**Requirements:**
Turn the entries below into a two-column CSV with the header input,output. Give one row per entry, with its text under input and its answer under output, each in one quoted field, and replace every line break with a space.
* Begin *
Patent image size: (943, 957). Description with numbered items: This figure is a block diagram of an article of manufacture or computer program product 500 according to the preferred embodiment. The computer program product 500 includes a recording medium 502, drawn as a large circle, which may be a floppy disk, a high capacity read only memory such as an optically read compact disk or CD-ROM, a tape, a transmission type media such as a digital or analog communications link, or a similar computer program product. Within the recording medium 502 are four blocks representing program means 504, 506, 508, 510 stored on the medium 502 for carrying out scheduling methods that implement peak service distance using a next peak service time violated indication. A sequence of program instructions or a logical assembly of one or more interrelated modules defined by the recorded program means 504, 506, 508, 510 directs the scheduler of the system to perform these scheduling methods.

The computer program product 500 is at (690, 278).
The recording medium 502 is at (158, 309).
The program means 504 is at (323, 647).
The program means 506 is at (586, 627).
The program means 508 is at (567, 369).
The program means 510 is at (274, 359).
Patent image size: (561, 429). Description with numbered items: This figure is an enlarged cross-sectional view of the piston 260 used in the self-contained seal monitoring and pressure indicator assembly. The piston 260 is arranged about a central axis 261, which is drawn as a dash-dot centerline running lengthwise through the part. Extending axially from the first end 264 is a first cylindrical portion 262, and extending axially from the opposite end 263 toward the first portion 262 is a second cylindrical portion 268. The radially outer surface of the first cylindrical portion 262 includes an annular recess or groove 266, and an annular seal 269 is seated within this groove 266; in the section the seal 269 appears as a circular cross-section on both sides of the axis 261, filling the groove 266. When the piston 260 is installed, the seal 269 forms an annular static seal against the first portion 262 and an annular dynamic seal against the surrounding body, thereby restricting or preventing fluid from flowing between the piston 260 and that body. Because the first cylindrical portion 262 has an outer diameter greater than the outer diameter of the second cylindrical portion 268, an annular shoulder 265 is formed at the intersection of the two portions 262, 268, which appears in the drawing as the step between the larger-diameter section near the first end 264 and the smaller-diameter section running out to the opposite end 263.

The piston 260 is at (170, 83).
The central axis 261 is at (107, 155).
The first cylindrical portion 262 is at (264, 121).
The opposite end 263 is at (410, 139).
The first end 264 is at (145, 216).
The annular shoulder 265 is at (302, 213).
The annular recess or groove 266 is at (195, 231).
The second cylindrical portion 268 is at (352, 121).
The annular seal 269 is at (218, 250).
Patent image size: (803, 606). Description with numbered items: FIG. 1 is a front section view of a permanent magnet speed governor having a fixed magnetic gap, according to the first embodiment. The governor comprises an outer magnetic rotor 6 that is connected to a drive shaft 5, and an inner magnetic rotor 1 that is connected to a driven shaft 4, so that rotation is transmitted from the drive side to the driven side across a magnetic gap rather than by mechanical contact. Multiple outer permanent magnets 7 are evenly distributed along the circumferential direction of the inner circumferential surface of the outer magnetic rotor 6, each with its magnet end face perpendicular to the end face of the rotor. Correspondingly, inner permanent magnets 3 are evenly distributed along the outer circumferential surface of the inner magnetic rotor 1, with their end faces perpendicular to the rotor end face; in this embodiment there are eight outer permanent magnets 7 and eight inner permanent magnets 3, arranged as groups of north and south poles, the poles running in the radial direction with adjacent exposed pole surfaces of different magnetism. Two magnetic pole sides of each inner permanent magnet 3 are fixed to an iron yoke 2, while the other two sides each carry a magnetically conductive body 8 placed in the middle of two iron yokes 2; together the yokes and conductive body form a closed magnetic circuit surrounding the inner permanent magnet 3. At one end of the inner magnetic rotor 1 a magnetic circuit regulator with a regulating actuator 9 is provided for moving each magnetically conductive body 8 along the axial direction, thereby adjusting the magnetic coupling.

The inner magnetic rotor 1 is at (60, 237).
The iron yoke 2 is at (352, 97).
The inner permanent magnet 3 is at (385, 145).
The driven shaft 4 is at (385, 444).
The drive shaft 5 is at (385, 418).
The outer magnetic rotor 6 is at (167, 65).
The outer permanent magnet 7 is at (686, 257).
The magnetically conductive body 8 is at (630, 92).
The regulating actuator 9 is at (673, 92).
* End *
**Full output:**
input,output
"Patent image size: (943, 957). Description with numbered items: This figure is a block diagram of an article of manufacture or computer program product 500 according to the preferred embodiment. The computer program product 500 includes a recording medium 502, drawn as a large circle, which may be a floppy disk, a high capacity read only memory such as an optically read compact disk or CD-ROM, a tape, a transmission type media such as a digital or analog communications link, or a similar computer program product. Within the recording medium 502 are four blocks representing program means 504, 506, 508, 510 stored on the medium 502 for carrying out scheduling methods that implement peak service distance using a next peak service time violated indication. A sequence of program instructions or a logical assembly of one or more interrelated modules defined by the recorded program means 504, 506, 508, 510 directs the scheduler of the system to perform these scheduling methods.","The computer program product 500 is at (690, 278). The recording medium 502 is at (158, 309). The program means 504 is at (323, 647). The program means 506 is at (586, 627). The program means 508 is at (567, 369). The program means 510 is at (274, 359)."
"Patent image size: (561, 429). Description with numbered items: This figure is an enlarged cross-sectional view of the piston 260 used in the self-contained seal monitoring and pressure indicator assembly. The piston 260 is arranged about a central axis 261, which is drawn as a dash-dot centerline running lengthwise through the part. Extending axially from the first end 264 is a first cylindrical portion 262, and extending axially from the opposite end 263 toward the first portion 262 is a second cylindrical portion 268. The radially outer surface of the first cylindrical portion 262 includes an annular recess or groove 266, and an annular seal 269 is seated within this groove 266; in the section the seal 269 appears as a circular cross-section on both sides of the axis 261, filling the groove 266. When the piston 260 is installed, the seal 269 forms an annular static seal against the first portion 262 and an annular dynamic seal against the surrounding body, thereby restricting or preventing fluid from flowing between the piston 260 and that body. Because the first cylindrical portion 262 has an outer diameter greater than the outer diameter of the second cylindrical portion 268, an annular shoulder 265 is formed at the intersection of the two portions 262, 268, which appears in the drawing as the step between the larger-diameter section near the first end 264 and the smaller-diameter section running out to the opposite end 263.","The piston 260 is at (170, 83). The central axis 261 is at (107, 155). The first cylindrical portion 262 is at (264, 121). The opposite end 263 is at (410, 139). The first end 264 is at (145, 216). The annular shoulder 265 is at (302, 213). The annular recess or groove 266 is at (195, 231). The second cylindrical portion 268 is at (352, 121). The annular seal 269 is at (218, 250)."
"Patent image size: (803, 606). Description with numbered items: FIG. 1 is a front section view of a permanent magnet speed governor having a fixed magnetic gap, according to the first embodiment. The governor comprises an outer magnetic rotor 6 that is connected to a drive shaft 5, and an inner magnetic rotor 1 that is connected to a driven shaft 4, so that rotation is transmitted from the drive side to the driven side across a magnetic gap rather than by mechanical contact. Multiple outer permanent magnets 7 are evenly distributed along the circumferential direction of the inner circumferential surface of the outer magnetic rotor 6, each with its magnet end face perpendicular to the end face of the rotor. Correspondingly, inner permanent magnets 3 are evenly distributed along the outer circumferential surface of the inner magnetic rotor 1, with their end faces perpendicular to the rotor end face; in this embodiment there are eight outer permanent magnets 7 and eight inner permanent magnets 3, arranged as groups of north and south poles, the poles running in the radial direction with adjacent exposed pole surfaces of different magnetism. Two magnetic pole sides of each inner permanent magnet 3 are fixed to an iron yoke 2, while the other two sides each carry a magnetically conductive body 8 placed in the middle of two iron yokes 2; together the yokes and conductive body form a closed magnetic circuit surrounding the inner permanent magnet 3. At one end of the inner magnetic rotor 1 a magnetic circuit regulator with a regulating actuator 9 is provided for moving each magnetically conductive body 8 along the axial direction, thereby adjusting the magnetic coupling.","The inner magnetic rotor 1 is at (60, 237). The iron yoke 2 is at (352, 97). The inner permanent magnet 3 is at (385, 145). The driven shaft 4 is at (385, 444). The drive shaft 5 is at (385, 418). The outer magnetic rotor 6 is at (167, 65). The outer permanent magnet 7 is at (686, 257). The magnetically conductive body 8 is at (630, 92). The regulating actuator 9 is at (673, 92)."